**Exercise description**
Using the listing below, report all lines holding the word "title".

# Excerpted data start

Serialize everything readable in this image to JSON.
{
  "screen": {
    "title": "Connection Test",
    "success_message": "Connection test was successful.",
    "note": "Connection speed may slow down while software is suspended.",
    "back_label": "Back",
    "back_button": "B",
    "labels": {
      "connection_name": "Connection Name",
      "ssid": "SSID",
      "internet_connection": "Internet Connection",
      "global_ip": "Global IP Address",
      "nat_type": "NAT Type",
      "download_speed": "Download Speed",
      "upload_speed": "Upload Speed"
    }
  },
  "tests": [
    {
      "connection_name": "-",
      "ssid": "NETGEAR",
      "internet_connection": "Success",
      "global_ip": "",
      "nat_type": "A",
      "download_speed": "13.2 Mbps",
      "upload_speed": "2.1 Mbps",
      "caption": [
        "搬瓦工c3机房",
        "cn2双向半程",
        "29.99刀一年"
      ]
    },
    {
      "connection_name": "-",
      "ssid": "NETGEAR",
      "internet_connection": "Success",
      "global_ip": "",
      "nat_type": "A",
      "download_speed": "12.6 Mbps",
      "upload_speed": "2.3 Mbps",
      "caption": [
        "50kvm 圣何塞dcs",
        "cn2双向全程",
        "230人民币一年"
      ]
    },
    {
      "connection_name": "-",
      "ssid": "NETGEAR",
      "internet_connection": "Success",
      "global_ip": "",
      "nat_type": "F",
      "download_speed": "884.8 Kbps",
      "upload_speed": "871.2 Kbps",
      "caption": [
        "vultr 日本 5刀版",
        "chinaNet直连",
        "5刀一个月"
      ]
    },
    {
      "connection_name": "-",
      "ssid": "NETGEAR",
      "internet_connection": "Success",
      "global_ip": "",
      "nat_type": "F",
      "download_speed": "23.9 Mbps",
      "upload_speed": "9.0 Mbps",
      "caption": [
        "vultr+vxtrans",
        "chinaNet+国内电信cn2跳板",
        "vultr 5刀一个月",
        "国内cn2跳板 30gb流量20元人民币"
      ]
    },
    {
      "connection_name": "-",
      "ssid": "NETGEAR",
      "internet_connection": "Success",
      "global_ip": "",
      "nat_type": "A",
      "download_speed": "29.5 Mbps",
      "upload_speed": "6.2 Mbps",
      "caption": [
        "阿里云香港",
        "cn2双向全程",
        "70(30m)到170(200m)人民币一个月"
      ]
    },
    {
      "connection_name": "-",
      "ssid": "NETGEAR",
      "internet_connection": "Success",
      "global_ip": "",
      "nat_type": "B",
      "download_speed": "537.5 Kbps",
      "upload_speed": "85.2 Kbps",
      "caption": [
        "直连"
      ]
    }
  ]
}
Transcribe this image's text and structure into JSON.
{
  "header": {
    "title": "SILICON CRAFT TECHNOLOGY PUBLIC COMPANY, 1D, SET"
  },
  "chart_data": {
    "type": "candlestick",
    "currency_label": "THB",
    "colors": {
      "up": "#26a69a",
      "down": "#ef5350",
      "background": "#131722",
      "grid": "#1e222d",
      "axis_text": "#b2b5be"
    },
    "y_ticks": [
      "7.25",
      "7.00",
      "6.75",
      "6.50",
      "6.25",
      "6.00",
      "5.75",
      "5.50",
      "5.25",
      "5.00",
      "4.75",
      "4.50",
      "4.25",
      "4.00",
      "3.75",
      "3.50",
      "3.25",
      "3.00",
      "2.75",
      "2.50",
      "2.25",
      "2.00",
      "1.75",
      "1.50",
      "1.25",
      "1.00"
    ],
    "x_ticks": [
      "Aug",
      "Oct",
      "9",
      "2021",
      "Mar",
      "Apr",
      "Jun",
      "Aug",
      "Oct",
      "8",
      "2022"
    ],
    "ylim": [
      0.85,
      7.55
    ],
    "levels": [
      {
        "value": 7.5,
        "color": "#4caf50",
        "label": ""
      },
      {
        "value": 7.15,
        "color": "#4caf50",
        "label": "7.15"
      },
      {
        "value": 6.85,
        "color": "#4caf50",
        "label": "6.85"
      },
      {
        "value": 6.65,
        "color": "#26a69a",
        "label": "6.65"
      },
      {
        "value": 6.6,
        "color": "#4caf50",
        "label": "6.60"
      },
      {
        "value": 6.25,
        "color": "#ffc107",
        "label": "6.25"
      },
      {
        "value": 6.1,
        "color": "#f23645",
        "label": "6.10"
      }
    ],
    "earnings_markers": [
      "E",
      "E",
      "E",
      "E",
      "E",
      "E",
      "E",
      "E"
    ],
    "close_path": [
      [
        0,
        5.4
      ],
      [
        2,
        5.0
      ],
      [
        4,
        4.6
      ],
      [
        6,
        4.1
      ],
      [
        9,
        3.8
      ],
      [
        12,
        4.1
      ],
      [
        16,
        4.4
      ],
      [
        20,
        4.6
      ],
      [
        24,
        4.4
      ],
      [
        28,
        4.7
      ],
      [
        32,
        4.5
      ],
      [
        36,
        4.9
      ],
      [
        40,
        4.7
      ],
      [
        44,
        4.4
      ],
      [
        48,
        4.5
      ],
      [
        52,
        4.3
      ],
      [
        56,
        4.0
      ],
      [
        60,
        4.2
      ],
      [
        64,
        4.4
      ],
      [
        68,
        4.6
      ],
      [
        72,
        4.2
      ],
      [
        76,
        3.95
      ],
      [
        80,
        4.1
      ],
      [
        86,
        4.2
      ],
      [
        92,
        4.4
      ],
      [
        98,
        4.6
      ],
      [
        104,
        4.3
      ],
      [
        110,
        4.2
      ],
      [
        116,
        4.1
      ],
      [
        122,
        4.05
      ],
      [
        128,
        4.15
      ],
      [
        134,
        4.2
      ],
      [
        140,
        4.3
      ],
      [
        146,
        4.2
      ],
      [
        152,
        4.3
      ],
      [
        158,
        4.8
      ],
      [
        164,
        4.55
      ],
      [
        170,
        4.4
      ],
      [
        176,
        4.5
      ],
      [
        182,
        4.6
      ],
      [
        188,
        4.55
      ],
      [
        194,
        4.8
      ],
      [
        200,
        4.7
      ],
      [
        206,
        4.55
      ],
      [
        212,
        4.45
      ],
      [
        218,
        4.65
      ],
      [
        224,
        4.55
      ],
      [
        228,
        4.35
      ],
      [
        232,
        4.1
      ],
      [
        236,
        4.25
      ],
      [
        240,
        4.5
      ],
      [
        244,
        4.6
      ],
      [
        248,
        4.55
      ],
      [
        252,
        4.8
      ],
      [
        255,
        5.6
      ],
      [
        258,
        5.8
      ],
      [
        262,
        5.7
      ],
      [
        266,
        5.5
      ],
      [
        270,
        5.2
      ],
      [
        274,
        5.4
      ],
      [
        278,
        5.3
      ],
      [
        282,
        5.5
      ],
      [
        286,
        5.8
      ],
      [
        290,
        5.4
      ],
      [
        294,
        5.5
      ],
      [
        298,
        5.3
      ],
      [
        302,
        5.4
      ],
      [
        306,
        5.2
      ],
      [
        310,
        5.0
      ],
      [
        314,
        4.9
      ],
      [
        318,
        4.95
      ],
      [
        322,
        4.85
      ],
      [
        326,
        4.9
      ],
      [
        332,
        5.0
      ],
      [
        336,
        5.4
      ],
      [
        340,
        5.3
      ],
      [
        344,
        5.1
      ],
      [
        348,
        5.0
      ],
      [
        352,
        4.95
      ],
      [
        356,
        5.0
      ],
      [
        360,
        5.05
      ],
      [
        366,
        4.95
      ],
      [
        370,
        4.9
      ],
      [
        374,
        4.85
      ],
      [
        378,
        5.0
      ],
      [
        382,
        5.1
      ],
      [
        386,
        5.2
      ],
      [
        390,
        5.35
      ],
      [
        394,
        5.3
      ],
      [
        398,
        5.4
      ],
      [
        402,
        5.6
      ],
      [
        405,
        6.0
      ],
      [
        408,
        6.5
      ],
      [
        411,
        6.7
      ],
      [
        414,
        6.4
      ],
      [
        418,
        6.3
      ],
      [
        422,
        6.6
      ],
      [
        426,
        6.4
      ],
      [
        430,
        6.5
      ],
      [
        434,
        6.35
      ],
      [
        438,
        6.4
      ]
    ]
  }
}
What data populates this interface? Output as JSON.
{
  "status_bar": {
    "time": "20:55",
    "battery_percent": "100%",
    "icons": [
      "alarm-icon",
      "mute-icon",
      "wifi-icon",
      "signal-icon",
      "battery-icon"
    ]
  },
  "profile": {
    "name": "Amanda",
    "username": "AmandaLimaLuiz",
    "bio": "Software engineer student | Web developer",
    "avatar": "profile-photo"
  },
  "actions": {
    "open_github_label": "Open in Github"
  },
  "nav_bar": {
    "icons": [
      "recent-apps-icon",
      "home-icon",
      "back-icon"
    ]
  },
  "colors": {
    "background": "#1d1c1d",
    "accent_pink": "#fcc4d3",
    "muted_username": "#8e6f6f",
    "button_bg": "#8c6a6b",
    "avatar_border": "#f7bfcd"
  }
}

# Excerpted data end

**Written response**
    "title": "Connection Test",
    "title": "SILICON CRAFT TECHNOLOGY PUBLIC COMPANY, 1D, SET"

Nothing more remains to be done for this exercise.